Repeat each record exactly. Any picture gets left out.

Data records

------------------------------------------------------------------------

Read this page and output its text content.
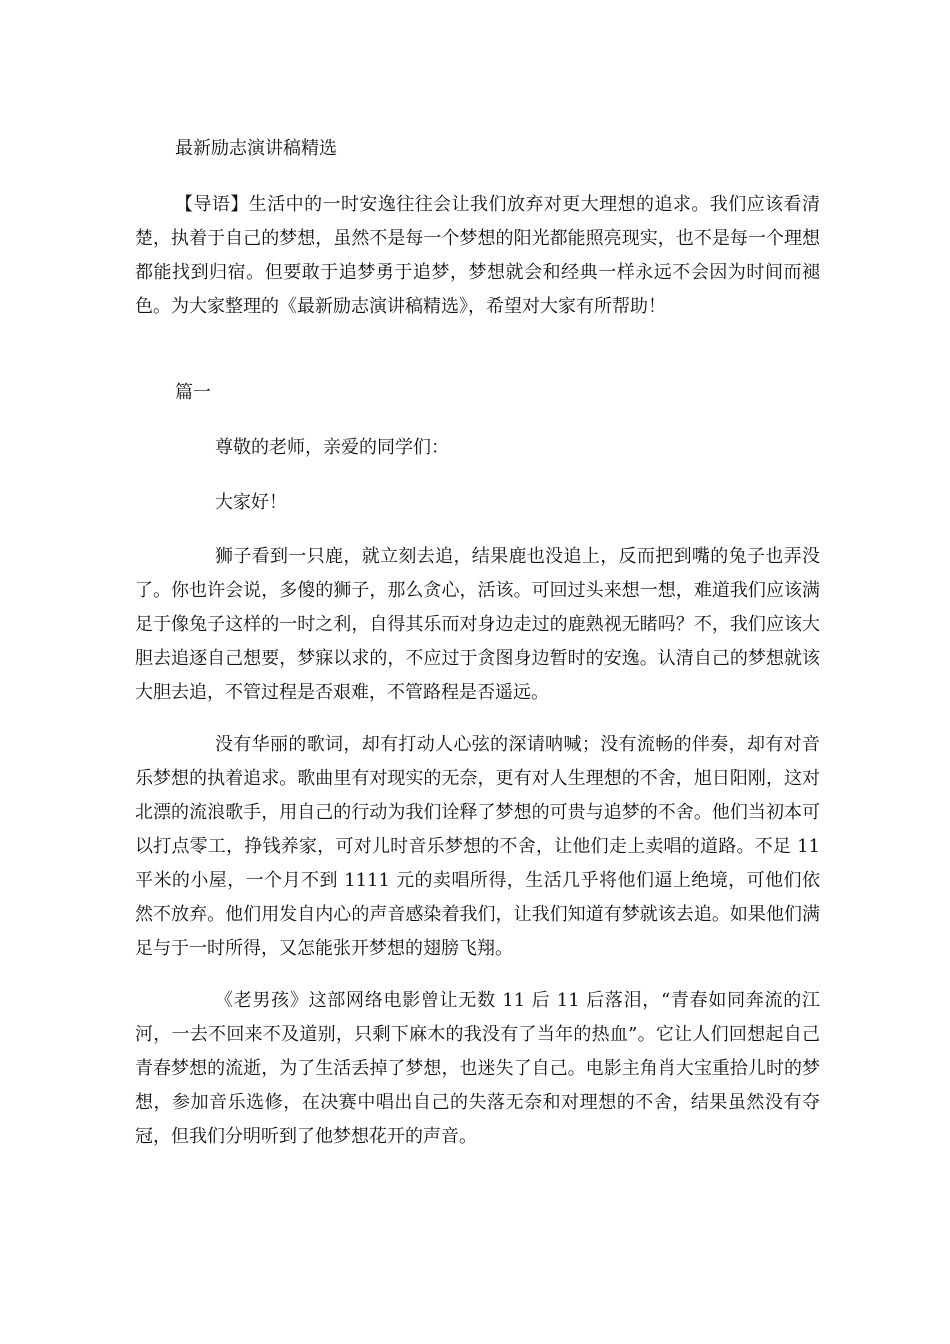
最新励志演讲稿精选

【导语】生活中的一时安逸往往会让我们放弃对更大理想的追求。我们应该看清楚，执着于自己的梦想，虽然不是每一个梦想的阳光都能照亮现实，也不是每一个理想都能找到归宿。但要敢于追梦勇于追梦，梦想就会和经典一样永远不会因为时间而褪色。为大家整理的《最新励志演讲稿精选》，希望对大家有所帮助！

篇一

尊敬的老师，亲爱的同学们：

大家好！

狮子看到一只鹿，就立刻去追，结果鹿也没追上，反而把到嘴的兔子也弄没了。你也许会说，多傻的狮子，那么贪心，活该。可回过头来想一想，难道我们应该满足于像兔子这样的一时之利，自得其乐而对身边走过的鹿熟视无睹吗？不，我们应该大胆去追逐自己想要，梦寐以求的，不应过于贪图身边暂时的安逸。认清自己的梦想就该大胆去追，不管过程是否艰难，不管路程是否遥远。

没有华丽的歌词，却有打动人心弦的深请呐喊；没有流畅的伴奏，却有对音乐梦想的执着追求。歌曲里有对现实的无奈，更有对人生理想的不舍，旭日阳刚，这对北漂的流浪歌手，用自己的行动为我们诠释了梦想的可贵与追梦的不舍。他们当初本可以打点零工，挣钱养家，可对儿时音乐梦想的不舍，让他们走上卖唱的道路。不足 11 平米的小屋，一个月不到 1111 元的卖唱所得，生活几乎将他们逼上绝境，可他们依然不放弃。他们用发自内心的声音感染着我们，让我们知道有梦就该去追。如果他们满足与于一时所得，又怎能张开梦想的翅膀飞翔。

《老男孩》这部网络电影曾让无数 11 后 11 后落泪，“青春如同奔流的江河，一去不回来不及道别，只剩下麻木的我没有了当年的热血”。它让人们回想起自己青春梦想的流逝，为了生活丢掉了梦想，也迷失了自己。电影主角肖大宝重拾儿时的梦想，参加音乐选修，在决赛中唱出自己的失落无奈和对理想的不舍，结果虽然没有夺冠，但我们分明听到了他梦想花开的声音。
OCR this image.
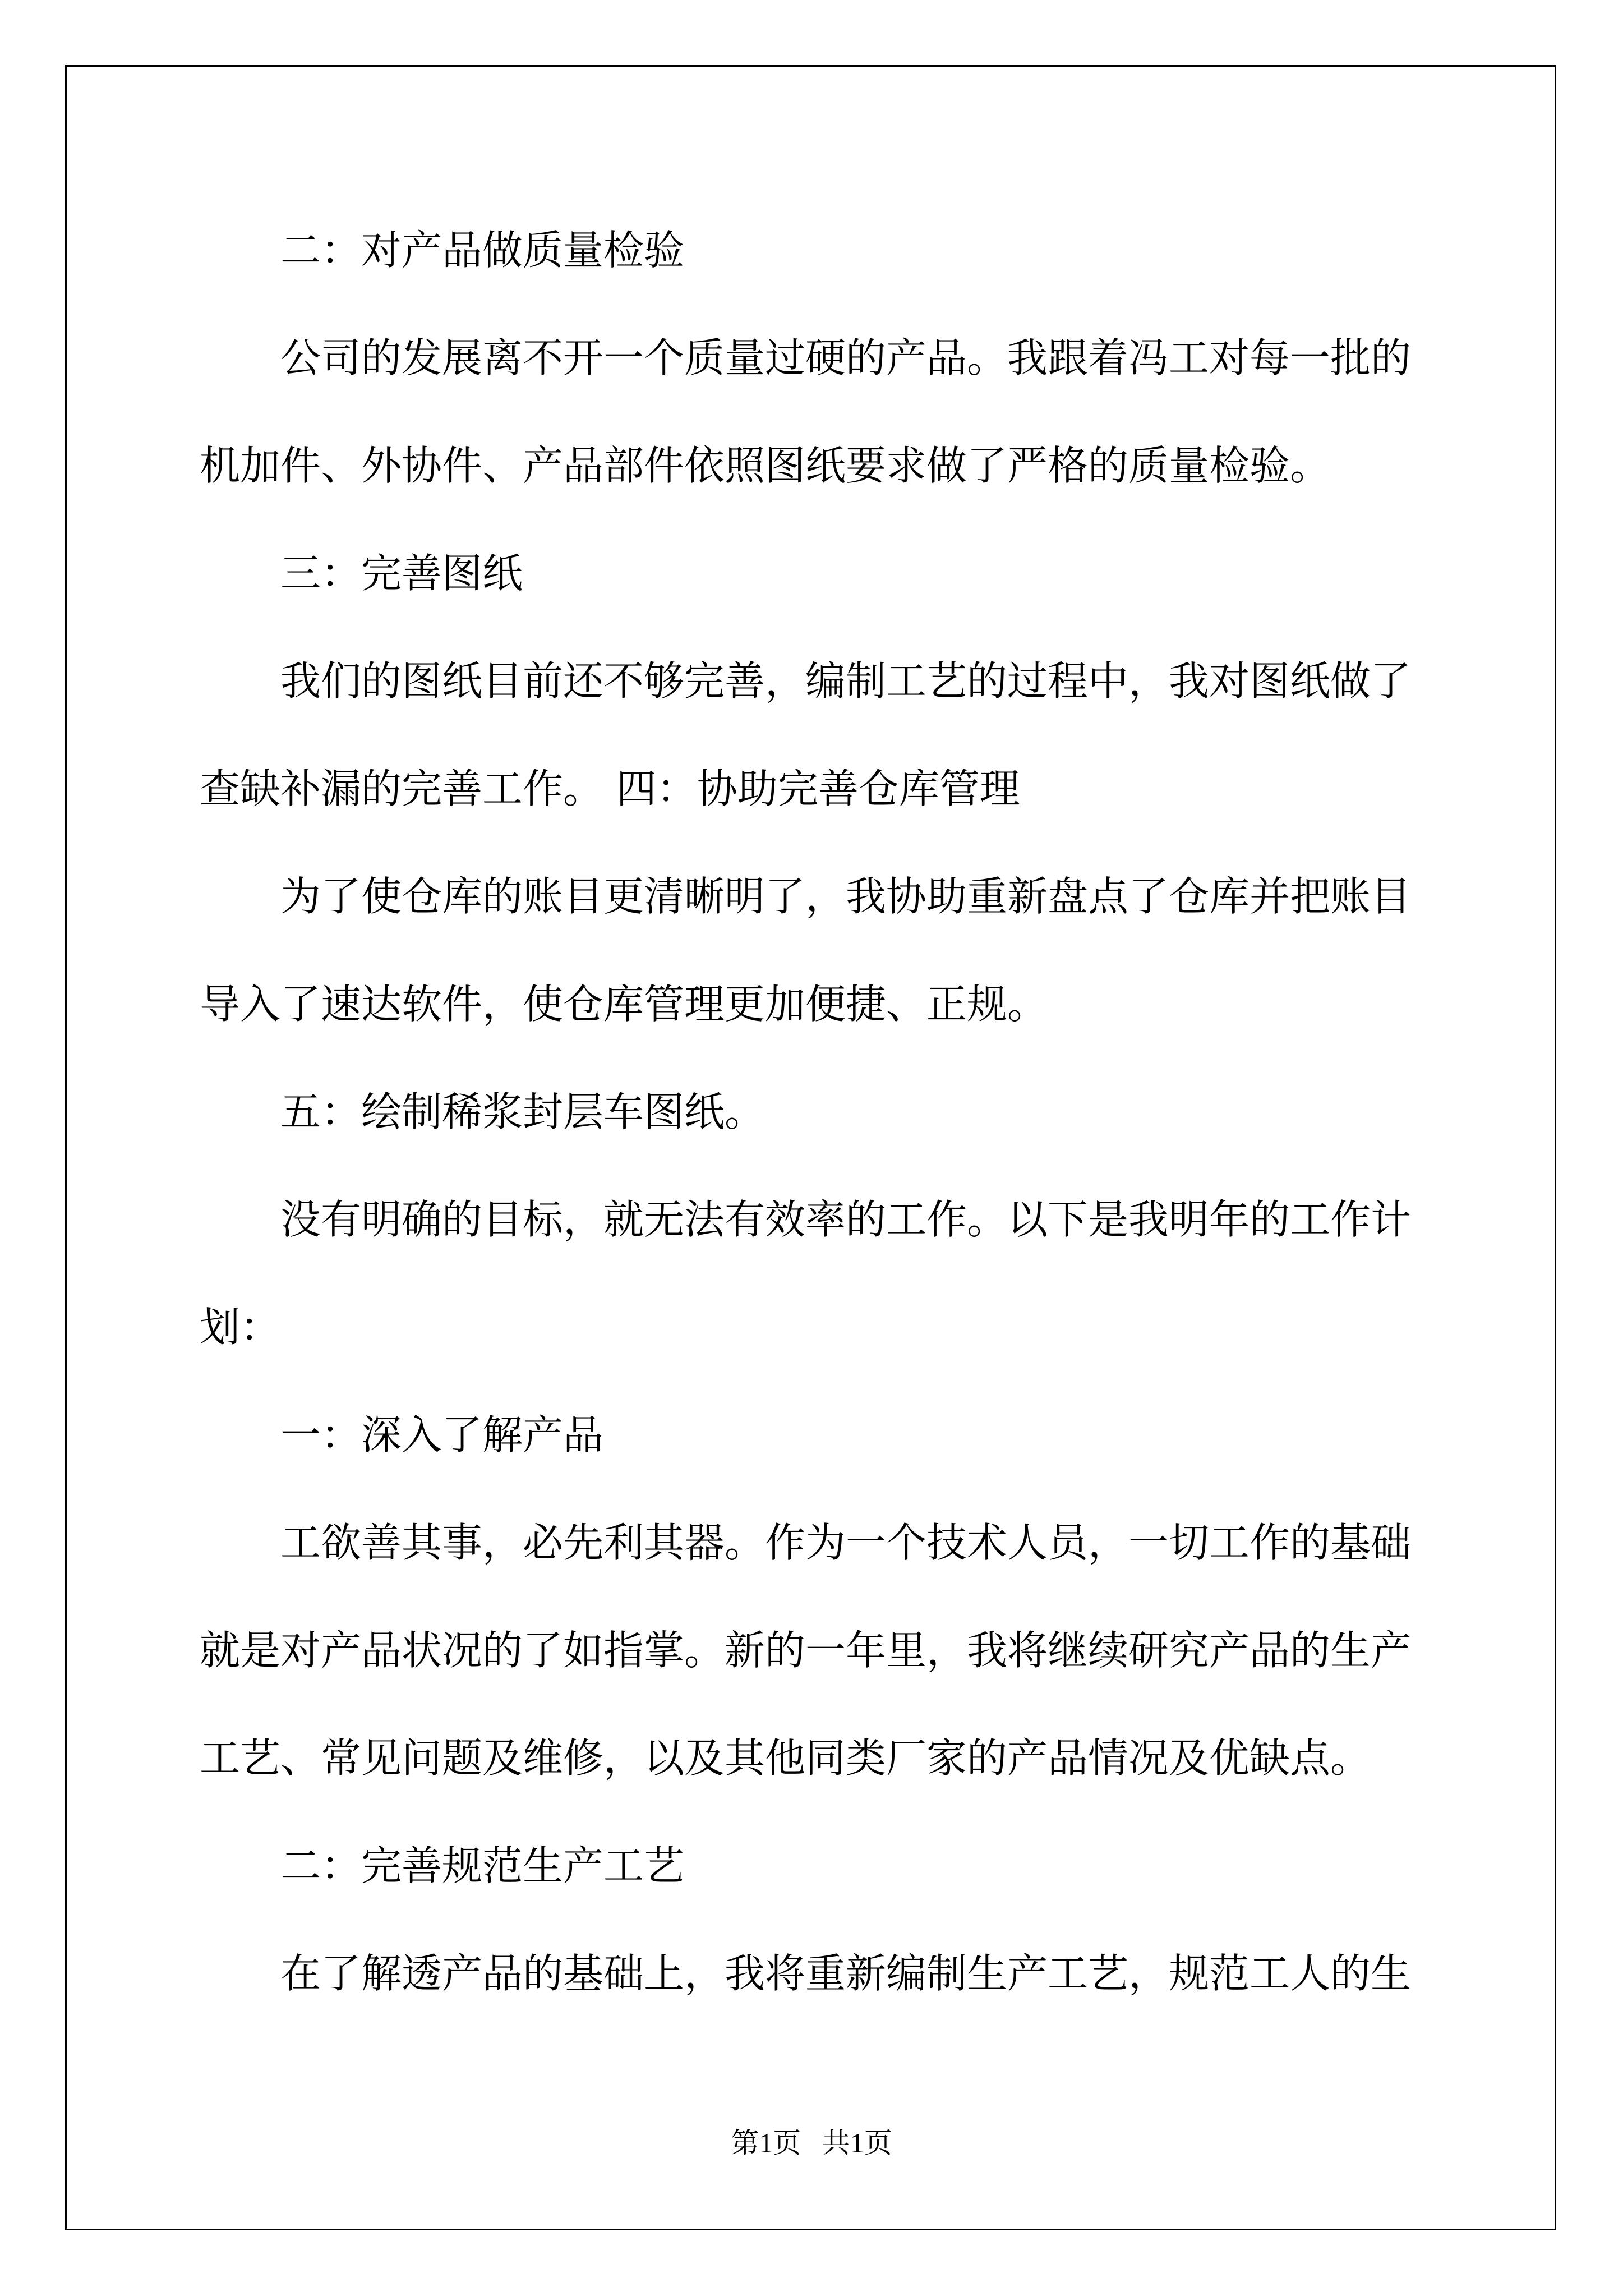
二：对产品做质量检验

公司的发展离不开一个质量过硬的产品。我跟着冯工对每一批的

机加件、外协件、产品部件依照图纸要求做了严格的质量检验。

三：完善图纸

我们的图纸目前还不够完善，编制工艺的过程中，我对图纸做了

查缺补漏的完善工作。 四：协助完善仓库管理

为了使仓库的账目更清晰明了，我协助重新盘点了仓库并把账目

导入了速达软件，使仓库管理更加便捷、正规。

五：绘制稀浆封层车图纸。

没有明确的目标，就无法有效率的工作。以下是我明年的工作计

划：

一：深入了解产品

工欲善其事，必先利其器。作为一个技术人员，一切工作的基础

就是对产品状况的了如指掌。新的一年里，我将继续研究产品的生产

工艺、常见问题及维修，以及其他同类厂家的产品情况及优缺点。

二：完善规范生产工艺

在了解透产品的基础上，我将重新编制生产工艺，规范工人的生

第1页   共1页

------------------------------------------------------------------------

Exercise result
Read this page and output its text content.
最新励志演讲稿精选

【导语】生活中的一时安逸往往会让我们放弃对更大理想的追求。我们应该看清楚，执着于自己的梦想，虽然不是每一个梦想的阳光都能照亮现实，也不是每一个理想都能找到归宿。但要敢于追梦勇于追梦，梦想就会和经典一样永远不会因为时间而褪色。为大家整理的《最新励志演讲稿精选》，希望对大家有所帮助！

篇一

尊敬的老师，亲爱的同学们：

大家好！

狮子看到一只鹿，就立刻去追，结果鹿也没追上，反而把到嘴的兔子也弄没了。你也许会说，多傻的狮子，那么贪心，活该。可回过头来想一想，难道我们应该满足于像兔子这样的一时之利，自得其乐而对身边走过的鹿熟视无睹吗？不，我们应该大胆去追逐自己想要，梦寐以求的，不应过于贪图身边暂时的安逸。认清自己的梦想就该大胆去追，不管过程是否艰难，不管路程是否遥远。

没有华丽的歌词，却有打动人心弦的深请呐喊；没有流畅的伴奏，却有对音乐梦想的执着追求。歌曲里有对现实的无奈，更有对人生理想的不舍，旭日阳刚，这对北漂的流浪歌手，用自己的行动为我们诠释了梦想的可贵与追梦的不舍。他们当初本可以打点零工，挣钱养家，可对儿时音乐梦想的不舍，让他们走上卖唱的道路。不足 11 平米的小屋，一个月不到 1111 元的卖唱所得，生活几乎将他们逼上绝境，可他们依然不放弃。他们用发自内心的声音感染着我们，让我们知道有梦就该去追。如果他们满足与于一时所得，又怎能张开梦想的翅膀飞翔。

《老男孩》这部网络电影曾让无数 11 后 11 后落泪，“青春如同奔流的江河，一去不回来不及道别，只剩下麻木的我没有了当年的热血”。它让人们回想起自己青春梦想的流逝，为了生活丢掉了梦想，也迷失了自己。电影主角肖大宝重拾儿时的梦想，参加音乐选修，在决赛中唱出自己的失落无奈和对理想的不舍，结果虽然没有夺冠，但我们分明听到了他梦想花开的声音。
OCR this image.
二：对产品做质量检验

公司的发展离不开一个质量过硬的产品。我跟着冯工对每一批的

机加件、外协件、产品部件依照图纸要求做了严格的质量检验。

三：完善图纸

我们的图纸目前还不够完善，编制工艺的过程中，我对图纸做了

查缺补漏的完善工作。 四：协助完善仓库管理

为了使仓库的账目更清晰明了，我协助重新盘点了仓库并把账目

导入了速达软件，使仓库管理更加便捷、正规。

五：绘制稀浆封层车图纸。

没有明确的目标，就无法有效率的工作。以下是我明年的工作计

划：

一：深入了解产品

工欲善其事，必先利其器。作为一个技术人员，一切工作的基础

就是对产品状况的了如指掌。新的一年里，我将继续研究产品的生产

工艺、常见问题及维修，以及其他同类厂家的产品情况及优缺点。

二：完善规范生产工艺

在了解透产品的基础上，我将重新编制生产工艺，规范工人的生

第1页   共1页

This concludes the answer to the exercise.